Dataset records
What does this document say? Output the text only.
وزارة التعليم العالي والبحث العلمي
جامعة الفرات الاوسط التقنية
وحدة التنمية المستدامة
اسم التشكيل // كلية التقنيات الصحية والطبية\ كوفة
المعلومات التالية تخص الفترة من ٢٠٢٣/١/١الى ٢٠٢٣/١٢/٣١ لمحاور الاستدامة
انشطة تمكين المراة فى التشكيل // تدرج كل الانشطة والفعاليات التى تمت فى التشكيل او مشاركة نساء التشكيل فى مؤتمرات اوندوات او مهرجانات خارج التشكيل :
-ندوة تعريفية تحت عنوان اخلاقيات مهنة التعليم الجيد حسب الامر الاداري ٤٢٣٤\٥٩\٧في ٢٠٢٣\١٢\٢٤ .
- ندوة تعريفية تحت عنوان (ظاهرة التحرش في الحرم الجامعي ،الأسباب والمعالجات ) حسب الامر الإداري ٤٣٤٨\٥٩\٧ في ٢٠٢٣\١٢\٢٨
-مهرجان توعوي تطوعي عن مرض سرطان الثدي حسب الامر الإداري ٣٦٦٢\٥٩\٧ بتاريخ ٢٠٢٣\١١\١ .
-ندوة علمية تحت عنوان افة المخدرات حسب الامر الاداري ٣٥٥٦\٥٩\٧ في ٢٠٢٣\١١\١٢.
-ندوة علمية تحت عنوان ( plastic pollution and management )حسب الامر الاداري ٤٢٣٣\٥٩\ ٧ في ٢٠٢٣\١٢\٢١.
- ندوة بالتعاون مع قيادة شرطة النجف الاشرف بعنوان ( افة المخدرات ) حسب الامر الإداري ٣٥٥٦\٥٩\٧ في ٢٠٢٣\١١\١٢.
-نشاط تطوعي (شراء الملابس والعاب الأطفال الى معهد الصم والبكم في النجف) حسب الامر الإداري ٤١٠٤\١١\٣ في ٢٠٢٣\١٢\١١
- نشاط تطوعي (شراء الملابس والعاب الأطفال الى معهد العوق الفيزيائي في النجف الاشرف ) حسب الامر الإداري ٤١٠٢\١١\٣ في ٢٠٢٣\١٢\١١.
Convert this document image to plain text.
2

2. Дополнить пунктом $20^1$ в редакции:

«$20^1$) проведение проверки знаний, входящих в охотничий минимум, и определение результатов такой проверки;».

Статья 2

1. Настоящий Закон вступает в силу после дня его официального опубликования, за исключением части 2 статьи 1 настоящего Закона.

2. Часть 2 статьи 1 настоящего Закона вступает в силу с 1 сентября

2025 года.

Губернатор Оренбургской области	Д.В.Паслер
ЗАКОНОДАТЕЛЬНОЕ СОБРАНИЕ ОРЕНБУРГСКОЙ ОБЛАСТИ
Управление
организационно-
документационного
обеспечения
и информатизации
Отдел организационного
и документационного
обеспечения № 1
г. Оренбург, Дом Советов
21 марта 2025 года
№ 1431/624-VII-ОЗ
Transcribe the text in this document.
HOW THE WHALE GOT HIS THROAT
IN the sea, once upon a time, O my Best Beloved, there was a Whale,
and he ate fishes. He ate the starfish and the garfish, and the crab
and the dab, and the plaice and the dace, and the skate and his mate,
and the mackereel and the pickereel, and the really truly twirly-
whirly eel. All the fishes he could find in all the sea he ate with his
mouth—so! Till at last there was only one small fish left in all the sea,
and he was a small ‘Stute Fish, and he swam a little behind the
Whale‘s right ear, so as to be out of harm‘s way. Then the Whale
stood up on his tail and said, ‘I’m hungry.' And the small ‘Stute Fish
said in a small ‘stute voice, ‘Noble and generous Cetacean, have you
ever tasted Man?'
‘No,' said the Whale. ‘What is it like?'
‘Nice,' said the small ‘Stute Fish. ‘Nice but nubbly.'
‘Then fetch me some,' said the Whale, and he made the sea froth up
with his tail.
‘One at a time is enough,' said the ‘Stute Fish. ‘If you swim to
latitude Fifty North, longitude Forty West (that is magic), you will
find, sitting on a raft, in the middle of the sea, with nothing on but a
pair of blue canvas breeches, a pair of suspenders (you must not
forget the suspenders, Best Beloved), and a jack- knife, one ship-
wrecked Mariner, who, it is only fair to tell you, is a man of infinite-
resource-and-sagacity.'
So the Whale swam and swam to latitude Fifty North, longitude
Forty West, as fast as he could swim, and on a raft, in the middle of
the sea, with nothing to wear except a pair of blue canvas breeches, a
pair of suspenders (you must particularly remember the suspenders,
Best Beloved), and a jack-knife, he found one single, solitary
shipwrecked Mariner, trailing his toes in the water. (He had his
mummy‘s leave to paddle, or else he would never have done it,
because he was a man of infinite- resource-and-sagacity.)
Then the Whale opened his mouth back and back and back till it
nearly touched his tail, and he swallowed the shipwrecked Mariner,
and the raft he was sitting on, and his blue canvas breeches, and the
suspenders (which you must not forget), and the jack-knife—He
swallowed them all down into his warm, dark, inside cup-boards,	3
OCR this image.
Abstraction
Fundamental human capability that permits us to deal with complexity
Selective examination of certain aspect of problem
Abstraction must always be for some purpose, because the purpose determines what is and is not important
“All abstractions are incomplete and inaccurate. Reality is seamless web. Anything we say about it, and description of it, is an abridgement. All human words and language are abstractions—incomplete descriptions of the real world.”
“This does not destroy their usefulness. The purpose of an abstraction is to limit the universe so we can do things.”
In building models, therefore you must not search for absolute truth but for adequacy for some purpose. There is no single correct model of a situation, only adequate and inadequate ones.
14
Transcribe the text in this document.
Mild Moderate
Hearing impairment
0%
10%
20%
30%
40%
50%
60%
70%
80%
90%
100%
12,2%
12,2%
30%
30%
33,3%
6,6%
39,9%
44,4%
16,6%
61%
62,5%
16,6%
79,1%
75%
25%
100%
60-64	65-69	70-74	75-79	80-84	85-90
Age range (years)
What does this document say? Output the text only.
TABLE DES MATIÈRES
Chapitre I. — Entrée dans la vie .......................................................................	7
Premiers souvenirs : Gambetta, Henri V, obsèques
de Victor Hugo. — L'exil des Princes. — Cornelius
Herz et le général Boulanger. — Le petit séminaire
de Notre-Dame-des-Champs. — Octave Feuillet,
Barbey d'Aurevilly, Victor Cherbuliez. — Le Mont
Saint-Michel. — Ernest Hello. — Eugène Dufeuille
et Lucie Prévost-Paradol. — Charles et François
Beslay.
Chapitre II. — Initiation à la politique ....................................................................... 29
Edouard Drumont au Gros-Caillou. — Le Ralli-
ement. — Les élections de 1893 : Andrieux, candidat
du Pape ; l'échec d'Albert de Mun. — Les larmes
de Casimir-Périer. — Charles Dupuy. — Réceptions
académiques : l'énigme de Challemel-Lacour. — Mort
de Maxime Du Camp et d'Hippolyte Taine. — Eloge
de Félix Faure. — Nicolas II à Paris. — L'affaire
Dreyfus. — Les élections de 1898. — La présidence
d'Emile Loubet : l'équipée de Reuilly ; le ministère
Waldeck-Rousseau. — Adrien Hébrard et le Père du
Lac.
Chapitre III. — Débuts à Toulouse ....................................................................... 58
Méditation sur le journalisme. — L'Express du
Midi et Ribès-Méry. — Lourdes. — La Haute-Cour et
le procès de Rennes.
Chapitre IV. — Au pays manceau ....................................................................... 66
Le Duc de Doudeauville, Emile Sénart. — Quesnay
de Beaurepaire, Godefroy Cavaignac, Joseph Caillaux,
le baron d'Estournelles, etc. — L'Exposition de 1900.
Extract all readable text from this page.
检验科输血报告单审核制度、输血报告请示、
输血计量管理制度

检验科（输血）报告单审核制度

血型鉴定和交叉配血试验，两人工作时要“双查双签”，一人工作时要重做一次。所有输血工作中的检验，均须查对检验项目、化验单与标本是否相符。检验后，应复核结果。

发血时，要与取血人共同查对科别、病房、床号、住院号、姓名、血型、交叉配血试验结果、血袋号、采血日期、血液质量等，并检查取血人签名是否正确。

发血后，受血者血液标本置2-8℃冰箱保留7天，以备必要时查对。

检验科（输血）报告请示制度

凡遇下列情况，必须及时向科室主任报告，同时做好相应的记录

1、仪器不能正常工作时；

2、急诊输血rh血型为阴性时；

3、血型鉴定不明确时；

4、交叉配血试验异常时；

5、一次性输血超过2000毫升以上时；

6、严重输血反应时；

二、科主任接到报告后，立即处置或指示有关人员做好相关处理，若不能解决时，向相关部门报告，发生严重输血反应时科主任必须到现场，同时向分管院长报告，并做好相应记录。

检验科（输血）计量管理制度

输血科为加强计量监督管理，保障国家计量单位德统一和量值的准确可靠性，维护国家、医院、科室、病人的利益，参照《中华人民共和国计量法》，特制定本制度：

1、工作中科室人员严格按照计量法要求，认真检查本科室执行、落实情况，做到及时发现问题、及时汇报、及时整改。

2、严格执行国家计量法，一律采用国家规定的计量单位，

STATED PROBLEM
Identify each line in the records above that contains the word "North", and copy it out in full.

TASK RESPONSE
latitude Fifty North, longitude Forty West (that is magic), you will
So the Whale swam and swam to latitude Fifty North, longitude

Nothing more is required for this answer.